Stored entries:

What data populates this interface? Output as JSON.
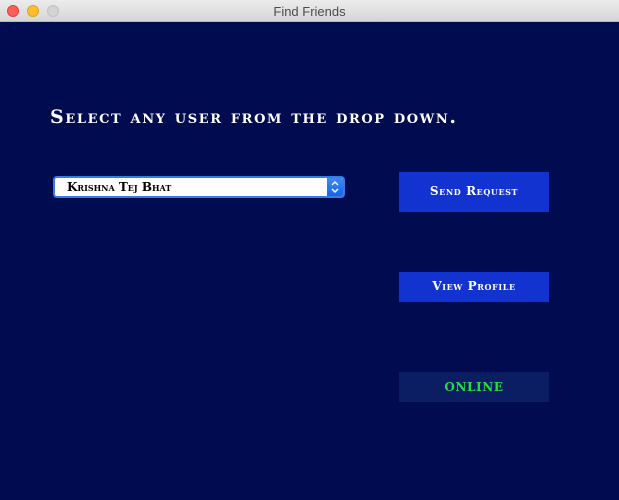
{
  "window": {
    "title": "Find Friends"
  },
  "main": {
    "heading": "Select any user from the drop down.",
    "user_select": {
      "selected_value": "Krishna Tej Bhat"
    },
    "send_request_label": "Send Request",
    "view_profile_label": "View Profile",
    "status_text": "ONLINE"
  },
  "colors": {
    "background": "#000c4f",
    "button": "#1233d0",
    "status_bg": "#0b1d63",
    "status_text": "#22e03a"
  },
  "icons": {
    "combo_arrows": "up-down-chevron-icon"
  }
}
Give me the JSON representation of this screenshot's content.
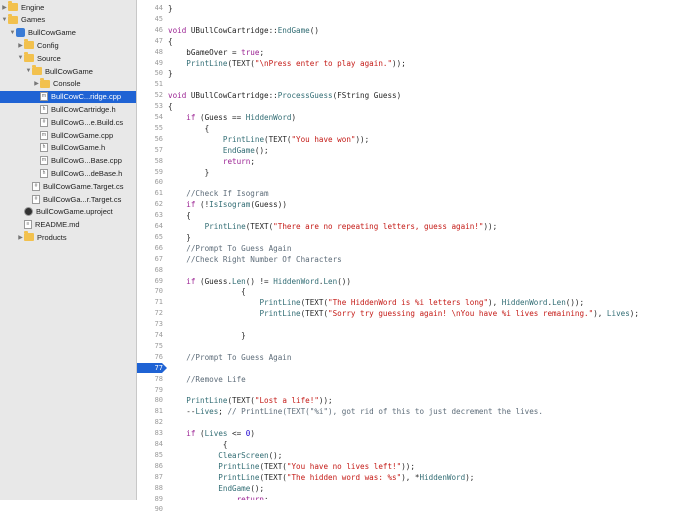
{
  "colors": {
    "sidebar_bg": "#e8e8e8",
    "selection": "#1f63d4",
    "folder": "#f2c14e",
    "keyword": "#9b2393",
    "string": "#c41a16",
    "function": "#326d74",
    "comment": "#5d6c79",
    "number": "#1c00cf",
    "plain": "#262626"
  },
  "navigator": {
    "items": [
      {
        "label": "Engine",
        "icon": "folder-icon",
        "depth": 0,
        "disclosure": "collapsed"
      },
      {
        "label": "Games",
        "icon": "folder-icon",
        "depth": 0,
        "disclosure": "expanded"
      },
      {
        "label": "BullCowGame",
        "icon": "project-icon",
        "depth": 1,
        "disclosure": "expanded"
      },
      {
        "label": "Config",
        "icon": "folder-icon",
        "depth": 2,
        "disclosure": "collapsed"
      },
      {
        "label": "Source",
        "icon": "folder-icon",
        "depth": 2,
        "disclosure": "expanded"
      },
      {
        "label": "BullCowGame",
        "icon": "folder-icon",
        "depth": 3,
        "disclosure": "expanded"
      },
      {
        "label": "Console",
        "icon": "folder-icon",
        "depth": 4,
        "disclosure": "collapsed"
      },
      {
        "label": "BullCowC...ridge.cpp",
        "icon": "cpp-file-icon",
        "depth": 4,
        "selected": true
      },
      {
        "label": "BullCowCartridge.h",
        "icon": "header-file-icon",
        "depth": 4
      },
      {
        "label": "BullCowG...e.Build.cs",
        "icon": "cs-file-icon",
        "depth": 4
      },
      {
        "label": "BullCowGame.cpp",
        "icon": "cpp-file-icon",
        "depth": 4
      },
      {
        "label": "BullCowGame.h",
        "icon": "header-file-icon",
        "depth": 4
      },
      {
        "label": "BullCowG...Base.cpp",
        "icon": "cpp-file-icon",
        "depth": 4
      },
      {
        "label": "BullCowG...deBase.h",
        "icon": "header-file-icon",
        "depth": 4
      },
      {
        "label": "BullCowGame.Target.cs",
        "icon": "cs-file-icon",
        "depth": 3
      },
      {
        "label": "BullCowGa...r.Target.cs",
        "icon": "cs-file-icon",
        "depth": 3
      },
      {
        "label": "BullCowGame.uproject",
        "icon": "uproject-icon",
        "depth": 2
      },
      {
        "label": "README.md",
        "icon": "markdown-file-icon",
        "depth": 2
      },
      {
        "label": "Products",
        "icon": "folder-icon",
        "depth": 2,
        "disclosure": "collapsed"
      }
    ]
  },
  "editor": {
    "current_line": 77,
    "lines": [
      {
        "n": 44,
        "tokens": [
          {
            "t": "}",
            "c": "tx"
          }
        ]
      },
      {
        "n": 45,
        "tokens": []
      },
      {
        "n": 46,
        "tokens": [
          {
            "t": "void ",
            "c": "kw"
          },
          {
            "t": "UBullCowCartridge::",
            "c": "tx"
          },
          {
            "t": "EndGame",
            "c": "fn"
          },
          {
            "t": "()",
            "c": "tx"
          }
        ]
      },
      {
        "n": 47,
        "tokens": [
          {
            "t": "{",
            "c": "tx"
          }
        ]
      },
      {
        "n": 48,
        "tokens": [
          {
            "t": "    bGameOver = ",
            "c": "tx"
          },
          {
            "t": "true",
            "c": "kw"
          },
          {
            "t": ";",
            "c": "tx"
          }
        ]
      },
      {
        "n": 49,
        "tokens": [
          {
            "t": "    ",
            "c": "tx"
          },
          {
            "t": "PrintLine",
            "c": "fn"
          },
          {
            "t": "(TEXT(",
            "c": "tx"
          },
          {
            "t": "\"\\nPress enter to play again.\"",
            "c": "str"
          },
          {
            "t": "));",
            "c": "tx"
          }
        ]
      },
      {
        "n": 50,
        "tokens": [
          {
            "t": "}",
            "c": "tx"
          }
        ]
      },
      {
        "n": 51,
        "tokens": []
      },
      {
        "n": 52,
        "tokens": [
          {
            "t": "void ",
            "c": "kw"
          },
          {
            "t": "UBullCowCartridge::",
            "c": "tx"
          },
          {
            "t": "ProcessGuess",
            "c": "fn"
          },
          {
            "t": "(FString Guess)",
            "c": "tx"
          }
        ]
      },
      {
        "n": 53,
        "tokens": [
          {
            "t": "{",
            "c": "tx"
          }
        ]
      },
      {
        "n": 54,
        "tokens": [
          {
            "t": "    ",
            "c": "tx"
          },
          {
            "t": "if",
            "c": "kw"
          },
          {
            "t": " (Guess == ",
            "c": "tx"
          },
          {
            "t": "HiddenWord",
            "c": "fn"
          },
          {
            "t": ")",
            "c": "tx"
          }
        ]
      },
      {
        "n": 55,
        "tokens": [
          {
            "t": "        {",
            "c": "tx"
          }
        ]
      },
      {
        "n": 56,
        "tokens": [
          {
            "t": "            ",
            "c": "tx"
          },
          {
            "t": "PrintLine",
            "c": "fn"
          },
          {
            "t": "(TEXT(",
            "c": "tx"
          },
          {
            "t": "\"You have won\"",
            "c": "str"
          },
          {
            "t": "));",
            "c": "tx"
          }
        ]
      },
      {
        "n": 57,
        "tokens": [
          {
            "t": "            ",
            "c": "tx"
          },
          {
            "t": "EndGame",
            "c": "fn"
          },
          {
            "t": "();",
            "c": "tx"
          }
        ]
      },
      {
        "n": 58,
        "tokens": [
          {
            "t": "            ",
            "c": "tx"
          },
          {
            "t": "return",
            "c": "kw"
          },
          {
            "t": ";",
            "c": "tx"
          }
        ]
      },
      {
        "n": 59,
        "tokens": [
          {
            "t": "        }",
            "c": "tx"
          }
        ]
      },
      {
        "n": 60,
        "tokens": []
      },
      {
        "n": 61,
        "tokens": [
          {
            "t": "    //Check If Isogram",
            "c": "cm"
          }
        ]
      },
      {
        "n": 62,
        "tokens": [
          {
            "t": "    ",
            "c": "tx"
          },
          {
            "t": "if",
            "c": "kw"
          },
          {
            "t": " (!",
            "c": "tx"
          },
          {
            "t": "IsIsogram",
            "c": "fn"
          },
          {
            "t": "(Guess))",
            "c": "tx"
          }
        ]
      },
      {
        "n": 63,
        "tokens": [
          {
            "t": "    {",
            "c": "tx"
          }
        ]
      },
      {
        "n": 64,
        "tokens": [
          {
            "t": "        ",
            "c": "tx"
          },
          {
            "t": "PrintLine",
            "c": "fn"
          },
          {
            "t": "(TEXT(",
            "c": "tx"
          },
          {
            "t": "\"There are no repeating letters, guess again!\"",
            "c": "str"
          },
          {
            "t": "));",
            "c": "tx"
          }
        ]
      },
      {
        "n": 65,
        "tokens": [
          {
            "t": "    }",
            "c": "tx"
          }
        ]
      },
      {
        "n": 66,
        "tokens": [
          {
            "t": "    //Prompt To Guess Again",
            "c": "cm"
          }
        ]
      },
      {
        "n": 67,
        "tokens": [
          {
            "t": "    //Check Right Number Of Characters",
            "c": "cm"
          }
        ]
      },
      {
        "n": 68,
        "tokens": []
      },
      {
        "n": 69,
        "tokens": [
          {
            "t": "    ",
            "c": "tx"
          },
          {
            "t": "if",
            "c": "kw"
          },
          {
            "t": " (Guess.",
            "c": "tx"
          },
          {
            "t": "Len",
            "c": "fn"
          },
          {
            "t": "() != ",
            "c": "tx"
          },
          {
            "t": "HiddenWord",
            "c": "fn"
          },
          {
            "t": ".",
            "c": "tx"
          },
          {
            "t": "Len",
            "c": "fn"
          },
          {
            "t": "())",
            "c": "tx"
          }
        ]
      },
      {
        "n": 70,
        "tokens": [
          {
            "t": "                {",
            "c": "tx"
          }
        ]
      },
      {
        "n": 71,
        "tokens": [
          {
            "t": "                    ",
            "c": "tx"
          },
          {
            "t": "PrintLine",
            "c": "fn"
          },
          {
            "t": "(TEXT(",
            "c": "tx"
          },
          {
            "t": "\"The HiddenWord is %i letters long\"",
            "c": "str"
          },
          {
            "t": "), ",
            "c": "tx"
          },
          {
            "t": "HiddenWord",
            "c": "fn"
          },
          {
            "t": ".",
            "c": "tx"
          },
          {
            "t": "Len",
            "c": "fn"
          },
          {
            "t": "());",
            "c": "tx"
          }
        ]
      },
      {
        "n": 72,
        "tokens": [
          {
            "t": "                    ",
            "c": "tx"
          },
          {
            "t": "PrintLine",
            "c": "fn"
          },
          {
            "t": "(TEXT(",
            "c": "tx"
          },
          {
            "t": "\"Sorry try guessing again! \\nYou have %i lives remaining.\"",
            "c": "str"
          },
          {
            "t": "), ",
            "c": "tx"
          },
          {
            "t": "Lives",
            "c": "fn"
          },
          {
            "t": ");",
            "c": "tx"
          }
        ]
      },
      {
        "n": 73,
        "tokens": []
      },
      {
        "n": 74,
        "tokens": [
          {
            "t": "                }",
            "c": "tx"
          }
        ]
      },
      {
        "n": 75,
        "tokens": []
      },
      {
        "n": 76,
        "tokens": [
          {
            "t": "    //Prompt To Guess Again",
            "c": "cm"
          }
        ]
      },
      {
        "n": 77,
        "tokens": []
      },
      {
        "n": 78,
        "tokens": [
          {
            "t": "    //Remove Life",
            "c": "cm"
          }
        ]
      },
      {
        "n": 79,
        "tokens": []
      },
      {
        "n": 80,
        "tokens": [
          {
            "t": "    ",
            "c": "tx"
          },
          {
            "t": "PrintLine",
            "c": "fn"
          },
          {
            "t": "(TEXT(",
            "c": "tx"
          },
          {
            "t": "\"Lost a life!\"",
            "c": "str"
          },
          {
            "t": "));",
            "c": "tx"
          }
        ]
      },
      {
        "n": 81,
        "tokens": [
          {
            "t": "    --",
            "c": "tx"
          },
          {
            "t": "Lives",
            "c": "fn"
          },
          {
            "t": "; ",
            "c": "tx"
          },
          {
            "t": "// PrintLine(TEXT(\"%i\"), got rid of this to just decrement the lives.",
            "c": "cm"
          }
        ]
      },
      {
        "n": 82,
        "tokens": []
      },
      {
        "n": 83,
        "tokens": [
          {
            "t": "    ",
            "c": "tx"
          },
          {
            "t": "if",
            "c": "kw"
          },
          {
            "t": " (",
            "c": "tx"
          },
          {
            "t": "Lives",
            "c": "fn"
          },
          {
            "t": " <= ",
            "c": "tx"
          },
          {
            "t": "0",
            "c": "num"
          },
          {
            "t": ")",
            "c": "tx"
          }
        ]
      },
      {
        "n": 84,
        "tokens": [
          {
            "t": "            {",
            "c": "tx"
          }
        ]
      },
      {
        "n": 85,
        "tokens": [
          {
            "t": "           ",
            "c": "tx"
          },
          {
            "t": "ClearScreen",
            "c": "fn"
          },
          {
            "t": "();",
            "c": "tx"
          }
        ]
      },
      {
        "n": 86,
        "tokens": [
          {
            "t": "           ",
            "c": "tx"
          },
          {
            "t": "PrintLine",
            "c": "fn"
          },
          {
            "t": "(TEXT(",
            "c": "tx"
          },
          {
            "t": "\"You have no lives left!\"",
            "c": "str"
          },
          {
            "t": "));",
            "c": "tx"
          }
        ]
      },
      {
        "n": 87,
        "tokens": [
          {
            "t": "           ",
            "c": "tx"
          },
          {
            "t": "PrintLine",
            "c": "fn"
          },
          {
            "t": "(TEXT(",
            "c": "tx"
          },
          {
            "t": "\"The hidden word was: %s\"",
            "c": "str"
          },
          {
            "t": "), *",
            "c": "tx"
          },
          {
            "t": "HiddenWord",
            "c": "fn"
          },
          {
            "t": ");",
            "c": "tx"
          }
        ]
      },
      {
        "n": 88,
        "tokens": [
          {
            "t": "           ",
            "c": "tx"
          },
          {
            "t": "EndGame",
            "c": "fn"
          },
          {
            "t": "();",
            "c": "tx"
          }
        ]
      },
      {
        "n": 89,
        "tokens": [
          {
            "t": "               ",
            "c": "tx"
          },
          {
            "t": "return",
            "c": "kw"
          },
          {
            "t": ";",
            "c": "tx"
          }
        ]
      },
      {
        "n": 90,
        "tokens": [
          {
            "t": "            }",
            "c": "tx"
          }
        ]
      }
    ]
  }
}
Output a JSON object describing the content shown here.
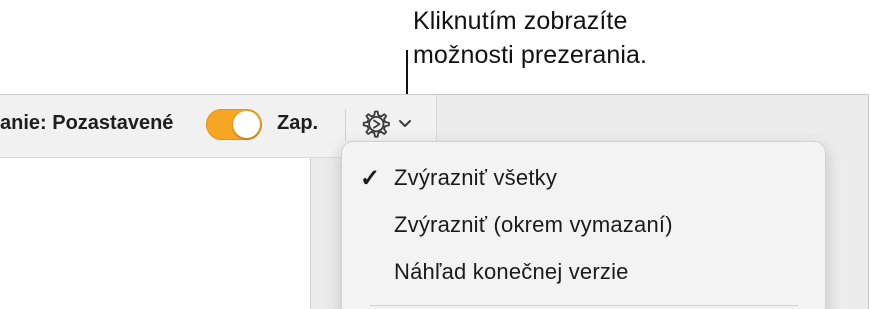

What you need to do. Lines in the records that hold the word "letters" are to be counted; give only the total.

Exercise solution. 2